Input for this task:

==============================

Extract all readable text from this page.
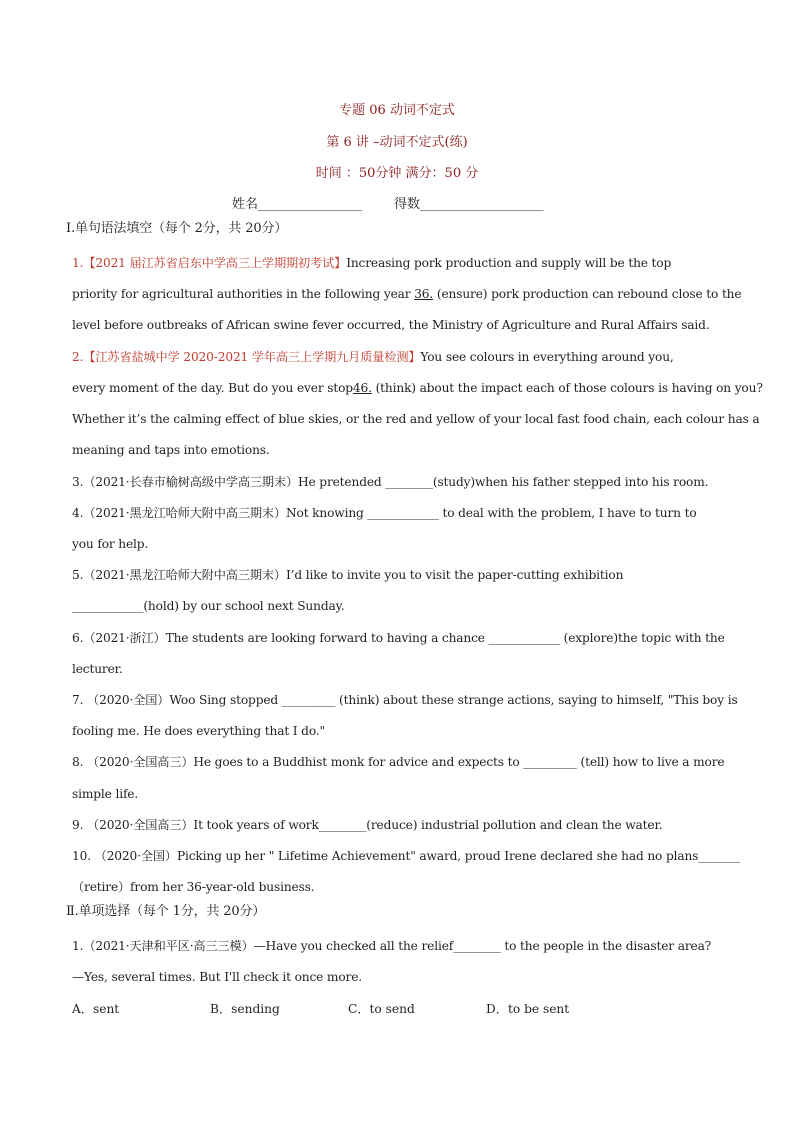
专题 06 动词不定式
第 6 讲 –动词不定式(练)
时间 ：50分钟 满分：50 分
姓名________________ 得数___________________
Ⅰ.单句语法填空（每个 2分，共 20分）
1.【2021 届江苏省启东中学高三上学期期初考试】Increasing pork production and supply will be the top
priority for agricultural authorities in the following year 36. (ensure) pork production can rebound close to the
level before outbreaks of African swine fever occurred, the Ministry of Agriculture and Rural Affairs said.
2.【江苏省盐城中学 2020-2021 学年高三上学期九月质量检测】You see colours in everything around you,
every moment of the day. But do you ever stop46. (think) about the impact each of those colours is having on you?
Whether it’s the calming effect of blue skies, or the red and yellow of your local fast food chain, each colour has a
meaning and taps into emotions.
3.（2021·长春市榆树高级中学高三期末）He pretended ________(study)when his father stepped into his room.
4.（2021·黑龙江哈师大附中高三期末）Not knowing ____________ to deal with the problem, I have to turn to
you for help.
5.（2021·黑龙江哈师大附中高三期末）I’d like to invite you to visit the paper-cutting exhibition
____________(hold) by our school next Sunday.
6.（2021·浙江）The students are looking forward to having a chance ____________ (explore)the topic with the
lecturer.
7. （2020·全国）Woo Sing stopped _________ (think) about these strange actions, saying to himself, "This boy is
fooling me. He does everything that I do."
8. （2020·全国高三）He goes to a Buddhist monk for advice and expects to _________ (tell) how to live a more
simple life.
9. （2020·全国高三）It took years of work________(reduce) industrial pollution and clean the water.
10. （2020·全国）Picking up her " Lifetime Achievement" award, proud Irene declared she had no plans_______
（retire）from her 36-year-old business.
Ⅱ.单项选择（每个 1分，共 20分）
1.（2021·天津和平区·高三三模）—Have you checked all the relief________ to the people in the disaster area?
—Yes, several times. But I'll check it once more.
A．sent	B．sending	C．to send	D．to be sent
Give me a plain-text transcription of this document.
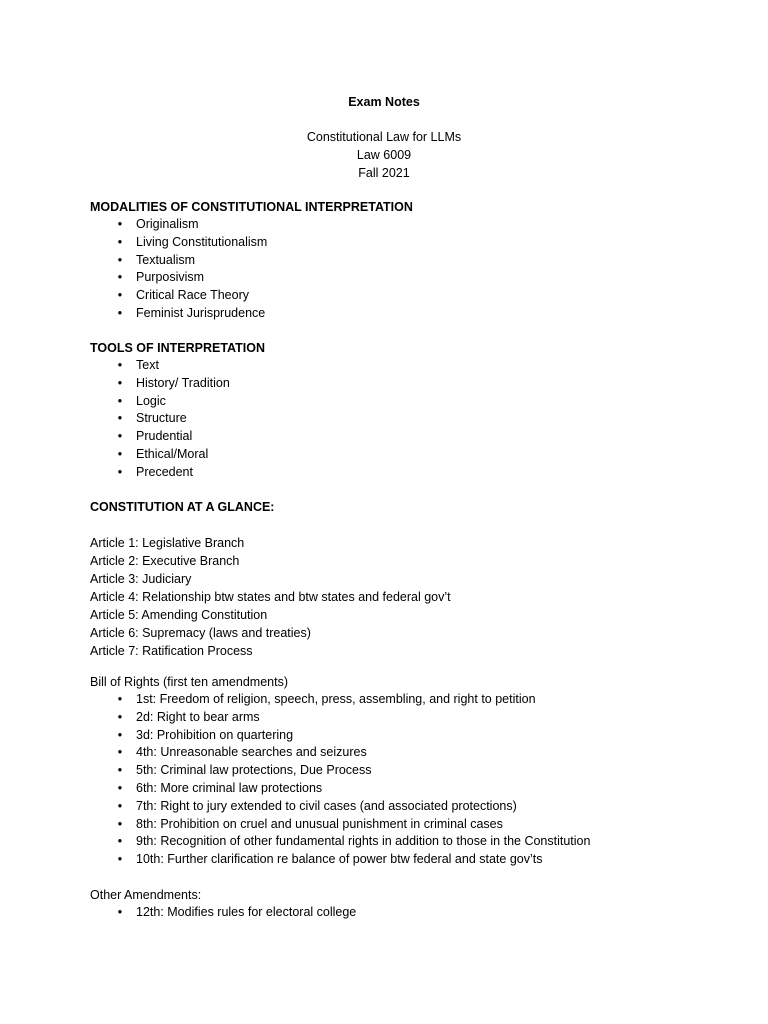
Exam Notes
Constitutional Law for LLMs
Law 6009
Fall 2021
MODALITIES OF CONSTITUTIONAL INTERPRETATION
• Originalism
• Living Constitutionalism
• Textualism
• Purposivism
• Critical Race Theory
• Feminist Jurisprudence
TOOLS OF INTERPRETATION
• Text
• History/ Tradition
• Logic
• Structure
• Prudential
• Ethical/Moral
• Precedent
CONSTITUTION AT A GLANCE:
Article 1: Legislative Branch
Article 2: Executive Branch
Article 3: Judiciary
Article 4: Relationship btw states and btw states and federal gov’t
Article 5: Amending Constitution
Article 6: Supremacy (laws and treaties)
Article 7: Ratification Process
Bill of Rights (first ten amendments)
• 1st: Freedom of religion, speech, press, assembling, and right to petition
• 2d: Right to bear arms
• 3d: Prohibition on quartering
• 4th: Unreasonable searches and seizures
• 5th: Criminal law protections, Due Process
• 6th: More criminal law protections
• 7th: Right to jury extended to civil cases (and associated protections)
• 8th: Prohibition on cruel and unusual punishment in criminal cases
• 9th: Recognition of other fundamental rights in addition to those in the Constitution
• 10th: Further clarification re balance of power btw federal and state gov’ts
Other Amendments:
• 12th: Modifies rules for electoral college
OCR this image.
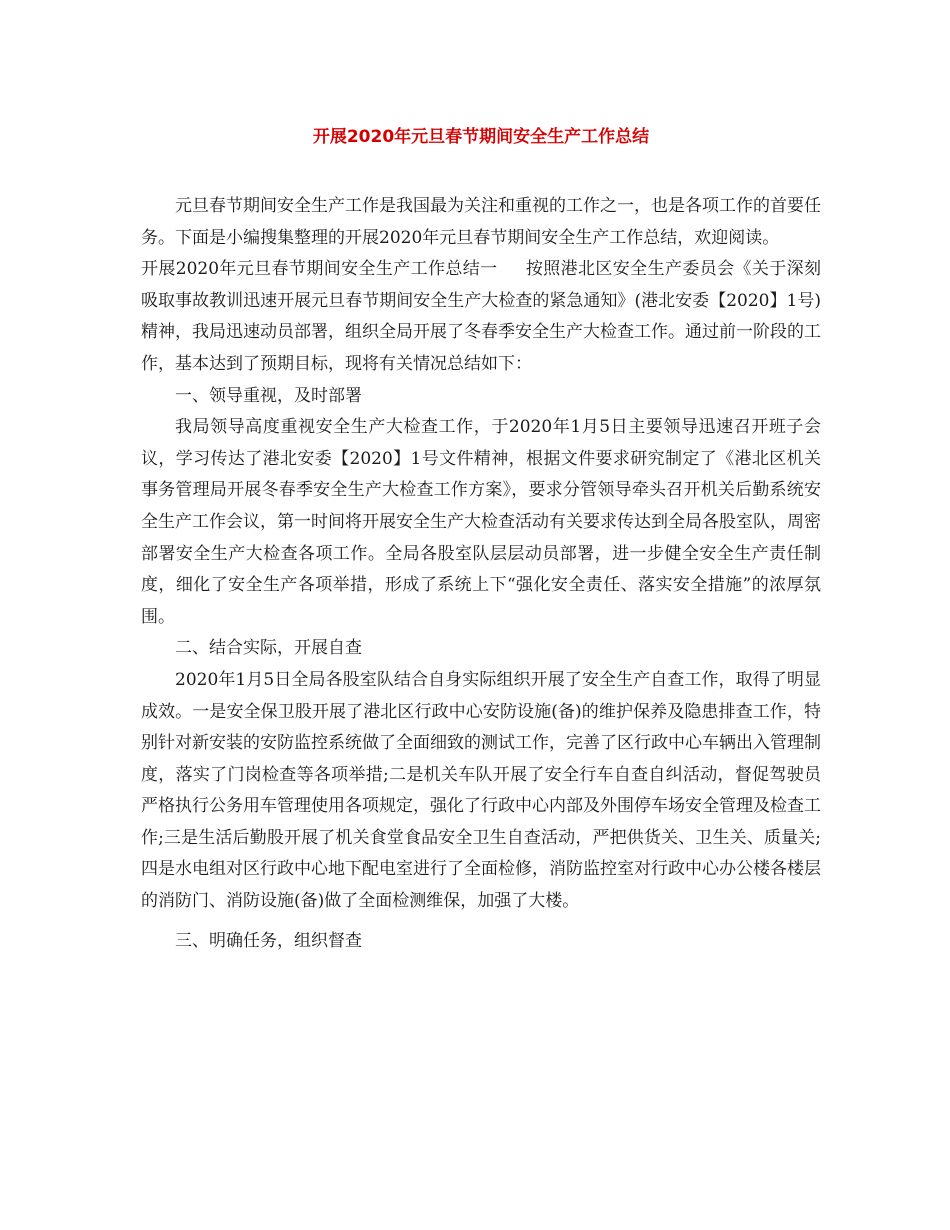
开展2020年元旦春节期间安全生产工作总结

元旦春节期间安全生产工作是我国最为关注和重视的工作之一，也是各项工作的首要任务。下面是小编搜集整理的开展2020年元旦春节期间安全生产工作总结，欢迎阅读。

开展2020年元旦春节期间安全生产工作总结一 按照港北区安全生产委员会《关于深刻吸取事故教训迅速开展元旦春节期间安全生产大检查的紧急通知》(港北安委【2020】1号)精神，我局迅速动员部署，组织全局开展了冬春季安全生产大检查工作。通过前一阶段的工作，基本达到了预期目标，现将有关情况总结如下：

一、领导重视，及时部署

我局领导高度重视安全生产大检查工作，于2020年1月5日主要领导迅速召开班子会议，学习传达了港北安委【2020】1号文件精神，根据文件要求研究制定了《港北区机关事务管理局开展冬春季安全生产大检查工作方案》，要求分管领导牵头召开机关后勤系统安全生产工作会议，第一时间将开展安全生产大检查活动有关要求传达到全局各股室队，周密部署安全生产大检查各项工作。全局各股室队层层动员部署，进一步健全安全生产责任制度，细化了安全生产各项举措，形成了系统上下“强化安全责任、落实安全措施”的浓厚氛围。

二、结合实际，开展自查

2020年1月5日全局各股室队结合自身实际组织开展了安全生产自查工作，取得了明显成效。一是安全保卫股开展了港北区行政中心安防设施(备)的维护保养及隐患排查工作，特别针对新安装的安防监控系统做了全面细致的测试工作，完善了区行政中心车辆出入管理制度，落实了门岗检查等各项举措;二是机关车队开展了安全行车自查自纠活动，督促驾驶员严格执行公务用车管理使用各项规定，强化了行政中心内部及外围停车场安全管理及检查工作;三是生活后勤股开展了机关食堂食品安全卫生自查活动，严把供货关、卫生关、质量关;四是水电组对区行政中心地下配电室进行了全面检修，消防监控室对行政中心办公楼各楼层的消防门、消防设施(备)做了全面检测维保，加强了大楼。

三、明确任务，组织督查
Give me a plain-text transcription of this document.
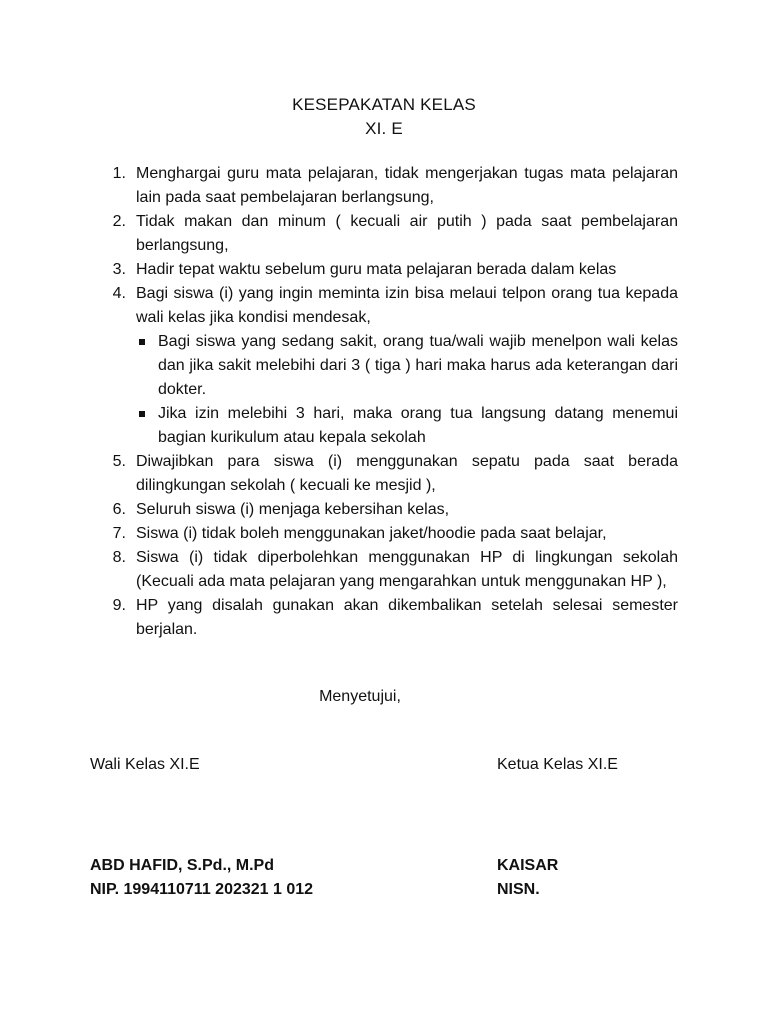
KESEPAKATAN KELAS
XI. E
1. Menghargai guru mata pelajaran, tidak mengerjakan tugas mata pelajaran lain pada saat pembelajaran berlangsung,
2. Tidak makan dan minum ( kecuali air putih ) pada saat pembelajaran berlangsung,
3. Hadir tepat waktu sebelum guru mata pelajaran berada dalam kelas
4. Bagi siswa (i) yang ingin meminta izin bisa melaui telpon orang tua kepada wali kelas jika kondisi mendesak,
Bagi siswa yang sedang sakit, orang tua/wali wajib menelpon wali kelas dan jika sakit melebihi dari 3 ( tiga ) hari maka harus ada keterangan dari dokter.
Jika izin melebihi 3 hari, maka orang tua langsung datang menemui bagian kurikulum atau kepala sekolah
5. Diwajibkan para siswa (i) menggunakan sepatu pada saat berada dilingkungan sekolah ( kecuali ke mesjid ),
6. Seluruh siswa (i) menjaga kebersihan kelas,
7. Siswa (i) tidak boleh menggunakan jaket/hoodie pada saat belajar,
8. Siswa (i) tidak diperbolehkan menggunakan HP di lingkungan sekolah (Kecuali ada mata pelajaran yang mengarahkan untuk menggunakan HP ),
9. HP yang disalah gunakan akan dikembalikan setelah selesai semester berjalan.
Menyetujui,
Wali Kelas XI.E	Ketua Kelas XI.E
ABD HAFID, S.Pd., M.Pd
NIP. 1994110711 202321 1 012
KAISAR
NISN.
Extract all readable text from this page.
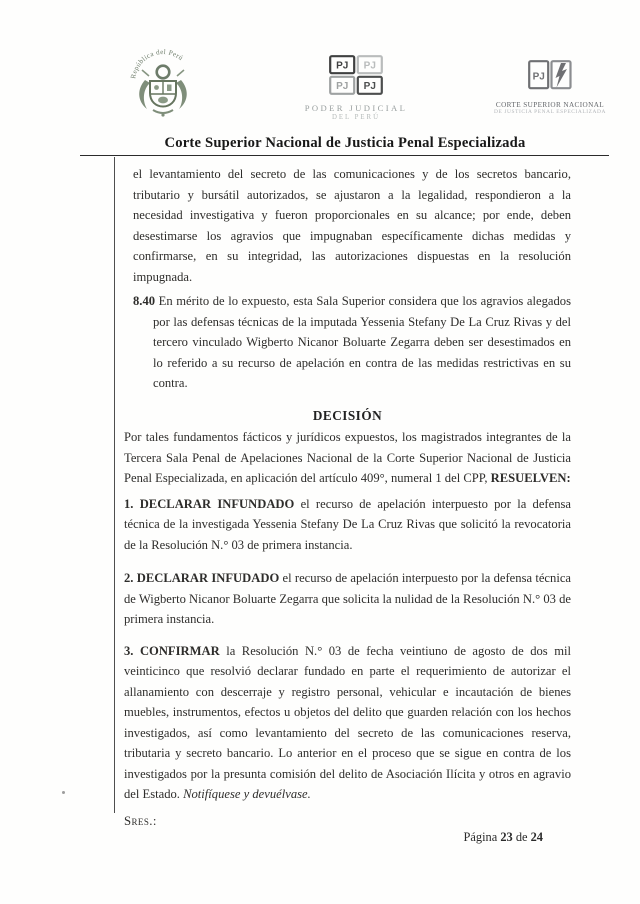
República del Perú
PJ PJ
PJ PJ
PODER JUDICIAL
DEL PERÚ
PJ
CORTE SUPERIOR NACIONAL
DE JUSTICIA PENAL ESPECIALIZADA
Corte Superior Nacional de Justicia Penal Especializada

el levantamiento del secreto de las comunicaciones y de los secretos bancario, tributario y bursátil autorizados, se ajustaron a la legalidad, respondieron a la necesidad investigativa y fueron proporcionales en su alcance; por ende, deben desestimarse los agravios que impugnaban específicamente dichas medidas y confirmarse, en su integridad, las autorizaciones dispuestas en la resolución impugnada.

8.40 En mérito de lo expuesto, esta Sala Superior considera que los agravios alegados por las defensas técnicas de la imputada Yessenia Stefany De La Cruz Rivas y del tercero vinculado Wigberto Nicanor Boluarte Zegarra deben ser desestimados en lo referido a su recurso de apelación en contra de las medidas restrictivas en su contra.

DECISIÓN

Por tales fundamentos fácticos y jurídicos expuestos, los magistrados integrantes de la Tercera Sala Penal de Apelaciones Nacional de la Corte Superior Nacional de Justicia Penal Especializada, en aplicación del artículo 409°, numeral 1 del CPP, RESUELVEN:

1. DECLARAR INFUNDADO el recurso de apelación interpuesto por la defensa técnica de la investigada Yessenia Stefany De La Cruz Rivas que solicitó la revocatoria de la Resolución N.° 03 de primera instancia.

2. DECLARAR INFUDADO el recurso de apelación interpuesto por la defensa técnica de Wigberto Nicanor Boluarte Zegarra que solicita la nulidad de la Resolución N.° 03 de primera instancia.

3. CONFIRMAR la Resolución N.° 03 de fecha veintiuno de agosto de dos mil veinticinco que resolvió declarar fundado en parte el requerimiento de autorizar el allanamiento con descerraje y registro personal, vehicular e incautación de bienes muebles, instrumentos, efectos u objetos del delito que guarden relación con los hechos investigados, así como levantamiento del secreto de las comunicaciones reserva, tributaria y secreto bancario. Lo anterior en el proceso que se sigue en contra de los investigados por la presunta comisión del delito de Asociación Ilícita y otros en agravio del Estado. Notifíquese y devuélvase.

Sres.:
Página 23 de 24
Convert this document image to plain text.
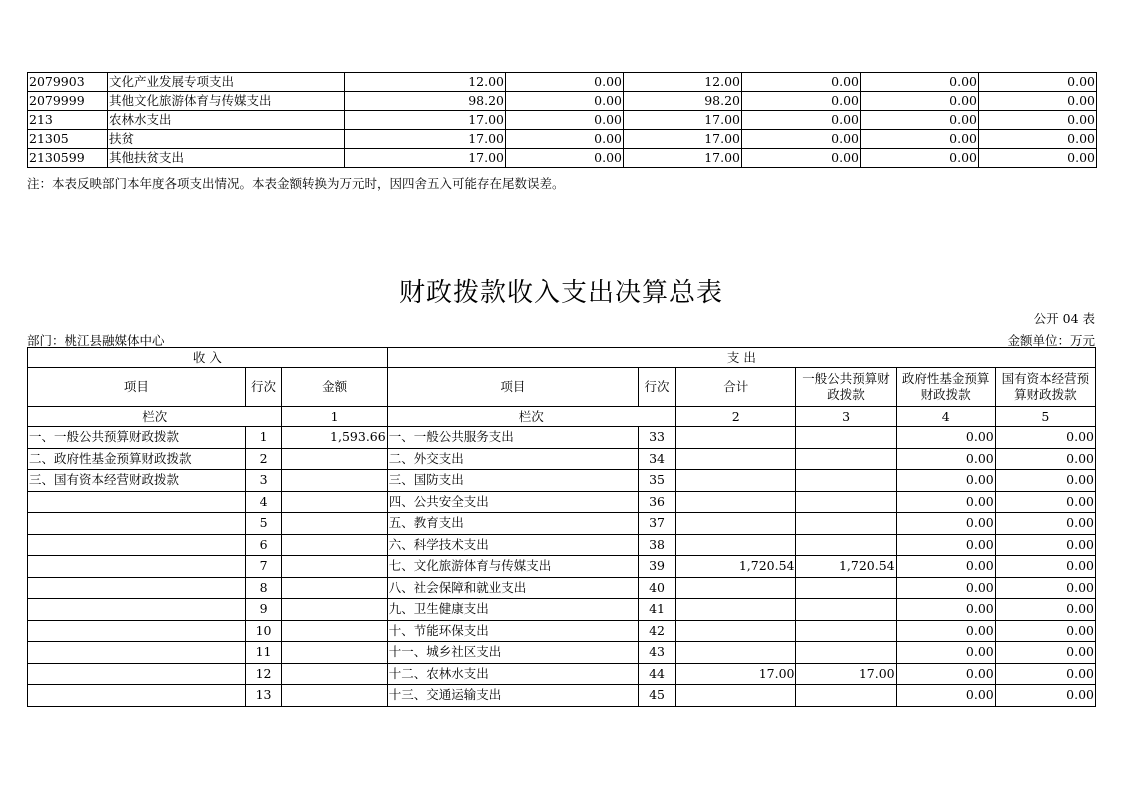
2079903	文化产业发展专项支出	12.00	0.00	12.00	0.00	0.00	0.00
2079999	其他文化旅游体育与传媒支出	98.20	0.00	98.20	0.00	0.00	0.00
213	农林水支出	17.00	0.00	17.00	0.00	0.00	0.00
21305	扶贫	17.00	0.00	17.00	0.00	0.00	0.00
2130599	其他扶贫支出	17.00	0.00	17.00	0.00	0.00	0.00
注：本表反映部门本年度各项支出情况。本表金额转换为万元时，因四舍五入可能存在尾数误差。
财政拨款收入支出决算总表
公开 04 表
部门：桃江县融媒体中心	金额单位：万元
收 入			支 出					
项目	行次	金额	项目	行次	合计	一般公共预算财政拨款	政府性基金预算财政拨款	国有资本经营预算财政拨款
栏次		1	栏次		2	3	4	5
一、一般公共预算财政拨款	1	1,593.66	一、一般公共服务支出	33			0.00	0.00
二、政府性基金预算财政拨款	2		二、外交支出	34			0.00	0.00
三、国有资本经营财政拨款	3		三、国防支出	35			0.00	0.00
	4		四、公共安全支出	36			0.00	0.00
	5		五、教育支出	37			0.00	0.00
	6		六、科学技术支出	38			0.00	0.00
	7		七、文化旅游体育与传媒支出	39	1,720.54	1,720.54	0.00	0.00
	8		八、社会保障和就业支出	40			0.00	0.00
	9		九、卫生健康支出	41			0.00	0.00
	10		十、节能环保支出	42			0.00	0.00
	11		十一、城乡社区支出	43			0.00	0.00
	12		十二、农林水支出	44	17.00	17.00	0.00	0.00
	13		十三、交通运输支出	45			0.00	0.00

==============================

Instructions for the task: Copy every line that contains the string "colours".

Answer to this problem:
2.【江苏省盐城中学 2020-2021 学年高三上学期九月质量检测】You see colours in everything around you,
every moment of the day. But do you ever stop46. (think) about the impact each of those colours is having on you?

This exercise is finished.